Start of Data

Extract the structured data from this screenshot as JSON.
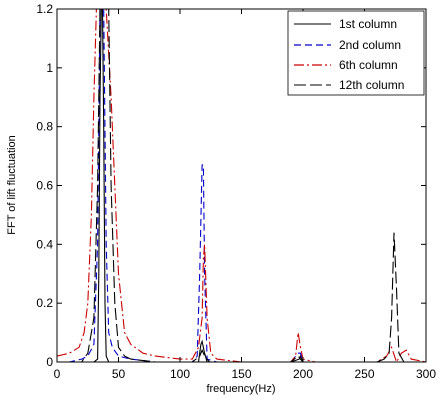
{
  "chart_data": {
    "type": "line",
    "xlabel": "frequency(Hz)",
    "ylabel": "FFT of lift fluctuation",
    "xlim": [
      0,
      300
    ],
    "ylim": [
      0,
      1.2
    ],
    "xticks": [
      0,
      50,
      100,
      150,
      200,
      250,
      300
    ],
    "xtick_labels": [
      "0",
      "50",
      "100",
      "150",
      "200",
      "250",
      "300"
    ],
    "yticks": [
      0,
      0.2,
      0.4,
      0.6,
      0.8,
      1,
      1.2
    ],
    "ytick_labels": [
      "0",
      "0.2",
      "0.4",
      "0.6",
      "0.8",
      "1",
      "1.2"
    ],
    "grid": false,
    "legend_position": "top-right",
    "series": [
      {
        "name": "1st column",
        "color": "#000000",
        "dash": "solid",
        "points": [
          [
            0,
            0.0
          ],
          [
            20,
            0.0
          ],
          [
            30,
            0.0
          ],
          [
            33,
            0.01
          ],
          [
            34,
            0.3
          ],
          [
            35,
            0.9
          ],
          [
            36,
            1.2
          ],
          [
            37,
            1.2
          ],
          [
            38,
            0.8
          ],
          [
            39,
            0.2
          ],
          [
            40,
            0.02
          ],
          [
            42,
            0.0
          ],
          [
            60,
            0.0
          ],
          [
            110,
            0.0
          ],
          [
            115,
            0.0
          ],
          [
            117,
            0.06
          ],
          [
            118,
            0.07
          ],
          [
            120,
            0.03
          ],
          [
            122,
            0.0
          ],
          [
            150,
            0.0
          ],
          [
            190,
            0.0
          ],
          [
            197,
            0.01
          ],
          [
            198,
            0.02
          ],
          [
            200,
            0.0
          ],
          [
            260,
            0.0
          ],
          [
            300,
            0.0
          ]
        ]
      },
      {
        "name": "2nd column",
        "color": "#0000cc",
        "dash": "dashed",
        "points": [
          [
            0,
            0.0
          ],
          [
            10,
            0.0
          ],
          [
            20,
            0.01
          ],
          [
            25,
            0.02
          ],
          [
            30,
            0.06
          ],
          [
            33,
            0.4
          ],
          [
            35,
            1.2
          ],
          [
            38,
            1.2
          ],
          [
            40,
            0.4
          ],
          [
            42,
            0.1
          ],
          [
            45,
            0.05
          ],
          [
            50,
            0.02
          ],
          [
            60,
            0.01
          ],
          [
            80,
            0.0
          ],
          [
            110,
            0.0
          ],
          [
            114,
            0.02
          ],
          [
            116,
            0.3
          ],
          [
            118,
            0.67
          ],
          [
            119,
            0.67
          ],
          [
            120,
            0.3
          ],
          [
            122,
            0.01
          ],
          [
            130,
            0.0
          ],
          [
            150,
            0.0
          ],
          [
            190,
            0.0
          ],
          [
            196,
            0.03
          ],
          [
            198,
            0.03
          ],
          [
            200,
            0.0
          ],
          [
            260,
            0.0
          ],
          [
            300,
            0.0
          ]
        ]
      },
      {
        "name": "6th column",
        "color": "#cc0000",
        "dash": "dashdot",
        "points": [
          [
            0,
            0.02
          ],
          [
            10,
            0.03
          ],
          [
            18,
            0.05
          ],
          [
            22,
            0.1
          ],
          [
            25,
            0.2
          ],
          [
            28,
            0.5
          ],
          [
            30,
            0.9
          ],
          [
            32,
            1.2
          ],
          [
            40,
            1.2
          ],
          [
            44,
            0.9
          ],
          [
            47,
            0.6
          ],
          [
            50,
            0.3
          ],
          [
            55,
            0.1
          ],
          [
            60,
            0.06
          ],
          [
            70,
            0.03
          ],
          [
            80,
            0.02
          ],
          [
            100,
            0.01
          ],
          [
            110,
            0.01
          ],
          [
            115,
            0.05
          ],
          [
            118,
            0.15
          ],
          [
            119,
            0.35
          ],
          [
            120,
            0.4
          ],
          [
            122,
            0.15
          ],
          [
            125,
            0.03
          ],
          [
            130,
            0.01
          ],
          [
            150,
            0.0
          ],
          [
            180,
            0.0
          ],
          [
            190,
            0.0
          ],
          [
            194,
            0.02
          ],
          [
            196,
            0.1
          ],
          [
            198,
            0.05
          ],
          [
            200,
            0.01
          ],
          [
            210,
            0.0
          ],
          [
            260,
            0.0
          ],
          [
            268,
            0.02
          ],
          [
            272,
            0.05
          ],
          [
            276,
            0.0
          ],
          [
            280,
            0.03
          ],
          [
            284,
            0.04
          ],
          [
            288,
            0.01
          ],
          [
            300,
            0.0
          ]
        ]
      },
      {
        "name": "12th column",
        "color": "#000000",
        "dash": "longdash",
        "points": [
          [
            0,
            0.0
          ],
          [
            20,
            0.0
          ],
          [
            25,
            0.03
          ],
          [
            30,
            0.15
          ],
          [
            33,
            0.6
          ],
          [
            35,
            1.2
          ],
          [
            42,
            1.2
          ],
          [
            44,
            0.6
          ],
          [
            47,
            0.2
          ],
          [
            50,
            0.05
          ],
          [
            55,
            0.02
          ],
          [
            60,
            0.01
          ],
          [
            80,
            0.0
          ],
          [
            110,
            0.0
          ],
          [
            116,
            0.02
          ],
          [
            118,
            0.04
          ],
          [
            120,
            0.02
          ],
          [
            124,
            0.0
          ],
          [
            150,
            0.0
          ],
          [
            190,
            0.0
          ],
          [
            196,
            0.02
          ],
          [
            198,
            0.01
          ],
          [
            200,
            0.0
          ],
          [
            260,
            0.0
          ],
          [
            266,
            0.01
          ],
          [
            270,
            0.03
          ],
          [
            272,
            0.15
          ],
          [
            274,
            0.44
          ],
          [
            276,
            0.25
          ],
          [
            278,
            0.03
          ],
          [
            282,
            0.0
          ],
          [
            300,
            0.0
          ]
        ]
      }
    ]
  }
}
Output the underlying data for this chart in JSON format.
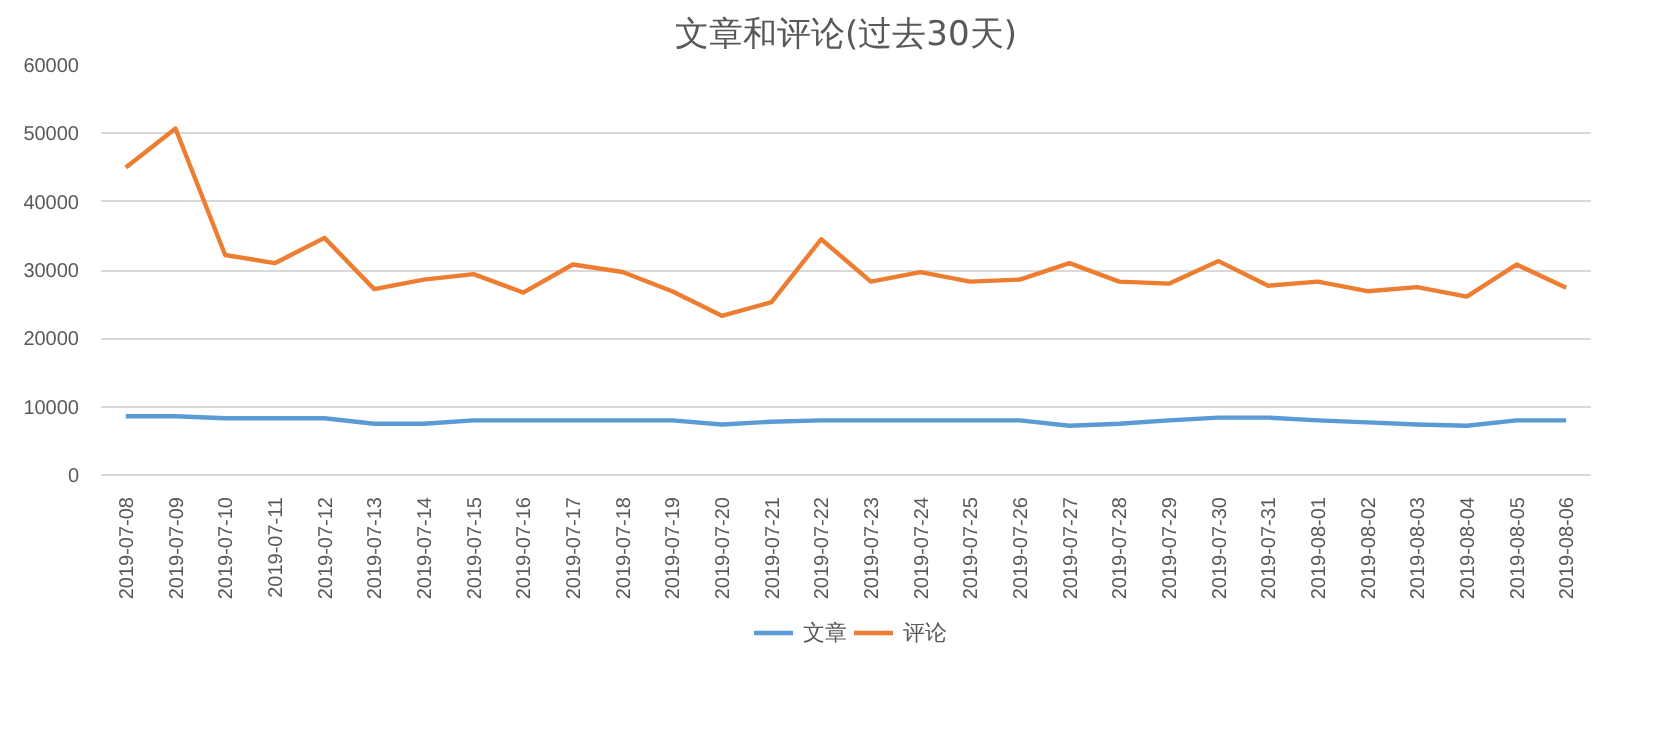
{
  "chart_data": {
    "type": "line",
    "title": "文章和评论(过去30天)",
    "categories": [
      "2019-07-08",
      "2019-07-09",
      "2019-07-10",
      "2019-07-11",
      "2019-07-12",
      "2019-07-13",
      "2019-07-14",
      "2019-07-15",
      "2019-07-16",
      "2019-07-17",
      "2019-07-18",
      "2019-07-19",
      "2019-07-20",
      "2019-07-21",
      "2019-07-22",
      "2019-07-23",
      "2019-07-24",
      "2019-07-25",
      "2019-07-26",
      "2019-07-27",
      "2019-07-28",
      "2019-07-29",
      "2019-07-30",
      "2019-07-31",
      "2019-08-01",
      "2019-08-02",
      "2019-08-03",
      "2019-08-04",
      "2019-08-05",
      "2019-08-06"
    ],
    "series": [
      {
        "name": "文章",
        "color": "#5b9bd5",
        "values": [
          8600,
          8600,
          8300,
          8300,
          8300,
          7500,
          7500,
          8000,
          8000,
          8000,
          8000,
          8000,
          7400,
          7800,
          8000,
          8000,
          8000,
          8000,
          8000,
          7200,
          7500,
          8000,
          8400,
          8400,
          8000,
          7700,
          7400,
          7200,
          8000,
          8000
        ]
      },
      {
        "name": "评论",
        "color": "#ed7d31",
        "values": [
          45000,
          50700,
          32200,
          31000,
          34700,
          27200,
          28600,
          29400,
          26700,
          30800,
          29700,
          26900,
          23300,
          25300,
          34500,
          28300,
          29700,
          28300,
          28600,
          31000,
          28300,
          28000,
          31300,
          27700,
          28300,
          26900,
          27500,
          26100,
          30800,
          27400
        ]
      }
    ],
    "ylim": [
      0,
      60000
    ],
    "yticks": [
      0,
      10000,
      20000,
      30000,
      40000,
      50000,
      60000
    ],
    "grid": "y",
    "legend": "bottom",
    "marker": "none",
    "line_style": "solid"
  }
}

End of Data

▸ **Aim of the task**
Give the entries again word for word, but skip the pictures.

▸ **Problem solution**
Extract the structured data from this screenshot as JSON.
{
  "chart_data": {
    "type": "line",
    "xlabel": "frequency(Hz)",
    "ylabel": "FFT of lift fluctuation",
    "xlim": [
      0,
      300
    ],
    "ylim": [
      0,
      1.2
    ],
    "xticks": [
      0,
      50,
      100,
      150,
      200,
      250,
      300
    ],
    "xtick_labels": [
      "0",
      "50",
      "100",
      "150",
      "200",
      "250",
      "300"
    ],
    "yticks": [
      0,
      0.2,
      0.4,
      0.6,
      0.8,
      1,
      1.2
    ],
    "ytick_labels": [
      "0",
      "0.2",
      "0.4",
      "0.6",
      "0.8",
      "1",
      "1.2"
    ],
    "grid": false,
    "legend_position": "top-right",
    "series": [
      {
        "name": "1st column",
        "color": "#000000",
        "dash": "solid",
        "points": [
          [
            0,
            0.0
          ],
          [
            20,
            0.0
          ],
          [
            30,
            0.0
          ],
          [
            33,
            0.01
          ],
          [
            34,
            0.3
          ],
          [
            35,
            0.9
          ],
          [
            36,
            1.2
          ],
          [
            37,
            1.2
          ],
          [
            38,
            0.8
          ],
          [
            39,
            0.2
          ],
          [
            40,
            0.02
          ],
          [
            42,
            0.0
          ],
          [
            60,
            0.0
          ],
          [
            110,
            0.0
          ],
          [
            115,
            0.0
          ],
          [
            117,
            0.06
          ],
          [
            118,
            0.07
          ],
          [
            120,
            0.03
          ],
          [
            122,
            0.0
          ],
          [
            150,
            0.0
          ],
          [
            190,
            0.0
          ],
          [
            197,
            0.01
          ],
          [
            198,
            0.02
          ],
          [
            200,
            0.0
          ],
          [
            260,
            0.0
          ],
          [
            300,
            0.0
          ]
        ]
      },
      {
        "name": "2nd column",
        "color": "#0000cc",
        "dash": "dashed",
        "points": [
          [
            0,
            0.0
          ],
          [
            10,
            0.0
          ],
          [
            20,
            0.01
          ],
          [
            25,
            0.02
          ],
          [
            30,
            0.06
          ],
          [
            33,
            0.4
          ],
          [
            35,
            1.2
          ],
          [
            38,
            1.2
          ],
          [
            40,
            0.4
          ],
          [
            42,
            0.1
          ],
          [
            45,
            0.05
          ],
          [
            50,
            0.02
          ],
          [
            60,
            0.01
          ],
          [
            80,
            0.0
          ],
          [
            110,
            0.0
          ],
          [
            114,
            0.02
          ],
          [
            116,
            0.3
          ],
          [
            118,
            0.67
          ],
          [
            119,
            0.67
          ],
          [
            120,
            0.3
          ],
          [
            122,
            0.01
          ],
          [
            130,
            0.0
          ],
          [
            150,
            0.0
          ],
          [
            190,
            0.0
          ],
          [
            196,
            0.03
          ],
          [
            198,
            0.03
          ],
          [
            200,
            0.0
          ],
          [
            260,
            0.0
          ],
          [
            300,
            0.0
          ]
        ]
      },
      {
        "name": "6th column",
        "color": "#cc0000",
        "dash": "dashdot",
        "points": [
          [
            0,
            0.02
          ],
          [
            10,
            0.03
          ],
          [
            18,
            0.05
          ],
          [
            22,
            0.1
          ],
          [
            25,
            0.2
          ],
          [
            28,
            0.5
          ],
          [
            30,
            0.9
          ],
          [
            32,
            1.2
          ],
          [
            40,
            1.2
          ],
          [
            44,
            0.9
          ],
          [
            47,
            0.6
          ],
          [
            50,
            0.3
          ],
          [
            55,
            0.1
          ],
          [
            60,
            0.06
          ],
          [
            70,
            0.03
          ],
          [
            80,
            0.02
          ],
          [
            100,
            0.01
          ],
          [
            110,
            0.01
          ],
          [
            115,
            0.05
          ],
          [
            118,
            0.15
          ],
          [
            119,
            0.35
          ],
          [
            120,
            0.4
          ],
          [
            122,
            0.15
          ],
          [
            125,
            0.03
          ],
          [
            130,
            0.01
          ],
          [
            150,
            0.0
          ],
          [
            180,
            0.0
          ],
          [
            190,
            0.0
          ],
          [
            194,
            0.02
          ],
          [
            196,
            0.1
          ],
          [
            198,
            0.05
          ],
          [
            200,
            0.01
          ],
          [
            210,
            0.0
          ],
          [
            260,
            0.0
          ],
          [
            268,
            0.02
          ],
          [
            272,
            0.05
          ],
          [
            276,
            0.0
          ],
          [
            280,
            0.03
          ],
          [
            284,
            0.04
          ],
          [
            288,
            0.01
          ],
          [
            300,
            0.0
          ]
        ]
      },
      {
        "name": "12th column",
        "color": "#000000",
        "dash": "longdash",
        "points": [
          [
            0,
            0.0
          ],
          [
            20,
            0.0
          ],
          [
            25,
            0.03
          ],
          [
            30,
            0.15
          ],
          [
            33,
            0.6
          ],
          [
            35,
            1.2
          ],
          [
            42,
            1.2
          ],
          [
            44,
            0.6
          ],
          [
            47,
            0.2
          ],
          [
            50,
            0.05
          ],
          [
            55,
            0.02
          ],
          [
            60,
            0.01
          ],
          [
            80,
            0.0
          ],
          [
            110,
            0.0
          ],
          [
            116,
            0.02
          ],
          [
            118,
            0.04
          ],
          [
            120,
            0.02
          ],
          [
            124,
            0.0
          ],
          [
            150,
            0.0
          ],
          [
            190,
            0.0
          ],
          [
            196,
            0.02
          ],
          [
            198,
            0.01
          ],
          [
            200,
            0.0
          ],
          [
            260,
            0.0
          ],
          [
            266,
            0.01
          ],
          [
            270,
            0.03
          ],
          [
            272,
            0.15
          ],
          [
            274,
            0.44
          ],
          [
            276,
            0.25
          ],
          [
            278,
            0.03
          ],
          [
            282,
            0.0
          ],
          [
            300,
            0.0
          ]
        ]
      }
    ]
  }
}
Output the underlying data for this chart in JSON format.
{
  "chart_data": {
    "type": "line",
    "title": "文章和评论(过去30天)",
    "categories": [
      "2019-07-08",
      "2019-07-09",
      "2019-07-10",
      "2019-07-11",
      "2019-07-12",
      "2019-07-13",
      "2019-07-14",
      "2019-07-15",
      "2019-07-16",
      "2019-07-17",
      "2019-07-18",
      "2019-07-19",
      "2019-07-20",
      "2019-07-21",
      "2019-07-22",
      "2019-07-23",
      "2019-07-24",
      "2019-07-25",
      "2019-07-26",
      "2019-07-27",
      "2019-07-28",
      "2019-07-29",
      "2019-07-30",
      "2019-07-31",
      "2019-08-01",
      "2019-08-02",
      "2019-08-03",
      "2019-08-04",
      "2019-08-05",
      "2019-08-06"
    ],
    "series": [
      {
        "name": "文章",
        "color": "#5b9bd5",
        "values": [
          8600,
          8600,
          8300,
          8300,
          8300,
          7500,
          7500,
          8000,
          8000,
          8000,
          8000,
          8000,
          7400,
          7800,
          8000,
          8000,
          8000,
          8000,
          8000,
          7200,
          7500,
          8000,
          8400,
          8400,
          8000,
          7700,
          7400,
          7200,
          8000,
          8000
        ]
      },
      {
        "name": "评论",
        "color": "#ed7d31",
        "values": [
          45000,
          50700,
          32200,
          31000,
          34700,
          27200,
          28600,
          29400,
          26700,
          30800,
          29700,
          26900,
          23300,
          25300,
          34500,
          28300,
          29700,
          28300,
          28600,
          31000,
          28300,
          28000,
          31300,
          27700,
          28300,
          26900,
          27500,
          26100,
          30800,
          27400
        ]
      }
    ],
    "ylim": [
      0,
      60000
    ],
    "yticks": [
      0,
      10000,
      20000,
      30000,
      40000,
      50000,
      60000
    ],
    "grid": "y",
    "legend": "bottom",
    "marker": "none",
    "line_style": "solid"
  }
}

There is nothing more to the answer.